[Collected data entries]
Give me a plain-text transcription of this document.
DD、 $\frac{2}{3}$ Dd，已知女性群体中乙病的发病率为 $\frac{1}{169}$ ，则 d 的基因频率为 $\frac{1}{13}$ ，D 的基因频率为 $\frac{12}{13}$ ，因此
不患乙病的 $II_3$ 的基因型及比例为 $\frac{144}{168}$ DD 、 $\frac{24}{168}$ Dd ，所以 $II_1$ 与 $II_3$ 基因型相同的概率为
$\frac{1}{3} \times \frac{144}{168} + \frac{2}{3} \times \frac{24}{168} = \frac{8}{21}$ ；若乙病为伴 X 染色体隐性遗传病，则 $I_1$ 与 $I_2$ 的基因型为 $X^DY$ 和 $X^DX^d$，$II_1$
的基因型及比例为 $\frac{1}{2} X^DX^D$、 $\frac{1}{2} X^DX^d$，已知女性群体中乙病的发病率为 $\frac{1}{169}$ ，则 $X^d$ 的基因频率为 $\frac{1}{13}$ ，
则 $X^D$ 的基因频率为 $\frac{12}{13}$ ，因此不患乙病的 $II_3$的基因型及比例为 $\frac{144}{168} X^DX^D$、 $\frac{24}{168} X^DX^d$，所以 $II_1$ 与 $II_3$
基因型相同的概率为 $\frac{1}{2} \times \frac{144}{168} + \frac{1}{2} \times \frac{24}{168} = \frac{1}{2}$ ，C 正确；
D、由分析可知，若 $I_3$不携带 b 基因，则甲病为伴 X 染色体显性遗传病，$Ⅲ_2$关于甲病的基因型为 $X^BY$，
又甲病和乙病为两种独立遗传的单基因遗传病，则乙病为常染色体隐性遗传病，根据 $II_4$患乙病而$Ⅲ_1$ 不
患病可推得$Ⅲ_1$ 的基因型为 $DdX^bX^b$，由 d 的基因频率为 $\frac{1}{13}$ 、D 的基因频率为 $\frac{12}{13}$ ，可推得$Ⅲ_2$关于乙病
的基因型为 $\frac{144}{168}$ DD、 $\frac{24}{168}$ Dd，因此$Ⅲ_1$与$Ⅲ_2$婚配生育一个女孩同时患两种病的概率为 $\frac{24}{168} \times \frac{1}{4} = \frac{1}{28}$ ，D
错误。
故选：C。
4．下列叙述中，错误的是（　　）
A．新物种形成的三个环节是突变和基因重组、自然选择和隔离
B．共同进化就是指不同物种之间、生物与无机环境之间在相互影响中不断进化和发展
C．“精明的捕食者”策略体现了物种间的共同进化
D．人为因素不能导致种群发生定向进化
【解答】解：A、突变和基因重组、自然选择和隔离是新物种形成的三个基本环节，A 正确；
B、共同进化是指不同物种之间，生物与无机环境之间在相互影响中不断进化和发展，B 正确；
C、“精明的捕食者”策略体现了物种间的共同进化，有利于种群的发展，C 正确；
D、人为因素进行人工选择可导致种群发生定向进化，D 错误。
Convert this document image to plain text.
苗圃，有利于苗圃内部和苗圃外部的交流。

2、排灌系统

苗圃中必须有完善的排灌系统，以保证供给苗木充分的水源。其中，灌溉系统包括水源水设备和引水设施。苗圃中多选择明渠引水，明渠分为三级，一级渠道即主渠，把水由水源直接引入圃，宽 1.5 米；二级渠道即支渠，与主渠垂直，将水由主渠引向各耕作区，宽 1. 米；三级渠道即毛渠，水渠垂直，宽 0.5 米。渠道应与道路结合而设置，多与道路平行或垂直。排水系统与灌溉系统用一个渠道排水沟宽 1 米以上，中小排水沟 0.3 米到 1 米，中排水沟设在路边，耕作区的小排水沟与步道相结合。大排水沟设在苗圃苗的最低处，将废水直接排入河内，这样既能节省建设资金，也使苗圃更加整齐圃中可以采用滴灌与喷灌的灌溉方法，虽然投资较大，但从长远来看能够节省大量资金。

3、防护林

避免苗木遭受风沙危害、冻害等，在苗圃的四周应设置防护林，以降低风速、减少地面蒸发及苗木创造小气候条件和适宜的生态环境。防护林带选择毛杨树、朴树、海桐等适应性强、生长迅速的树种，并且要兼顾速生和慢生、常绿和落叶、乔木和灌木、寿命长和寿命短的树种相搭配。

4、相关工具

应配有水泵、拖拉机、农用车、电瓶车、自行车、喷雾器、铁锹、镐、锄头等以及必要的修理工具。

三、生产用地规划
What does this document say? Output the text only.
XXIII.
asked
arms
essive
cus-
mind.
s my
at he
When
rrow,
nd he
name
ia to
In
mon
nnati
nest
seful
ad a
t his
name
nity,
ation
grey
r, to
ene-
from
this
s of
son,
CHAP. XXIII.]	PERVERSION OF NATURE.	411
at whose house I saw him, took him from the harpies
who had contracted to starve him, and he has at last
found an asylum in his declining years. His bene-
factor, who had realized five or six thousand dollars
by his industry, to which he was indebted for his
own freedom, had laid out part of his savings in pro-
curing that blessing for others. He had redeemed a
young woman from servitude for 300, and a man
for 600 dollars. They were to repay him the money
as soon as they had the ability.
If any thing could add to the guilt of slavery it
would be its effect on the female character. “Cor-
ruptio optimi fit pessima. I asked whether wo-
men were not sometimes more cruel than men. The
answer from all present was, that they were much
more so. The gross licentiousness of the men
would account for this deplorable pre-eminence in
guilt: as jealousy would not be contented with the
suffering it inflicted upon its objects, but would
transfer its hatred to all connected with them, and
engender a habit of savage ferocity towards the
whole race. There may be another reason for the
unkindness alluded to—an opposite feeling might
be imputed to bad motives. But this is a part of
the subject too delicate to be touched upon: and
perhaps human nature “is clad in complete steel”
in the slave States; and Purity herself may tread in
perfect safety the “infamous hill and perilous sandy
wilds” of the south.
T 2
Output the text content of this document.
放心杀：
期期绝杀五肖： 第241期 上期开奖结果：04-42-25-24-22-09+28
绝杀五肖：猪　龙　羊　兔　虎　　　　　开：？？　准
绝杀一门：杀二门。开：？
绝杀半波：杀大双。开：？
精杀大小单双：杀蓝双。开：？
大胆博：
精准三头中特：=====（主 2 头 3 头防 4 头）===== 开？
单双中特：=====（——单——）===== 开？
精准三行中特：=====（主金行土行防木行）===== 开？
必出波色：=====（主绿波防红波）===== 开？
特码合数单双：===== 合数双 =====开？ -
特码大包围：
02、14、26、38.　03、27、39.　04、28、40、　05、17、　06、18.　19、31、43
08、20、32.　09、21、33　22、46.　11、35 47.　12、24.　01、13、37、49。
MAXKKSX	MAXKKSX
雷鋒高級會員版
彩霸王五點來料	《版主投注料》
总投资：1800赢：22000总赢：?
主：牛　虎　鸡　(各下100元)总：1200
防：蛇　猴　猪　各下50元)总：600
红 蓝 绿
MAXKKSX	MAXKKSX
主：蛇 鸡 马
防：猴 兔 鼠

### YOUR OBJECTIVE
Nothing but a number is needed here: how many lines hold the string "的基因频率为"?

### SOLUTION FOR THIS TASK
4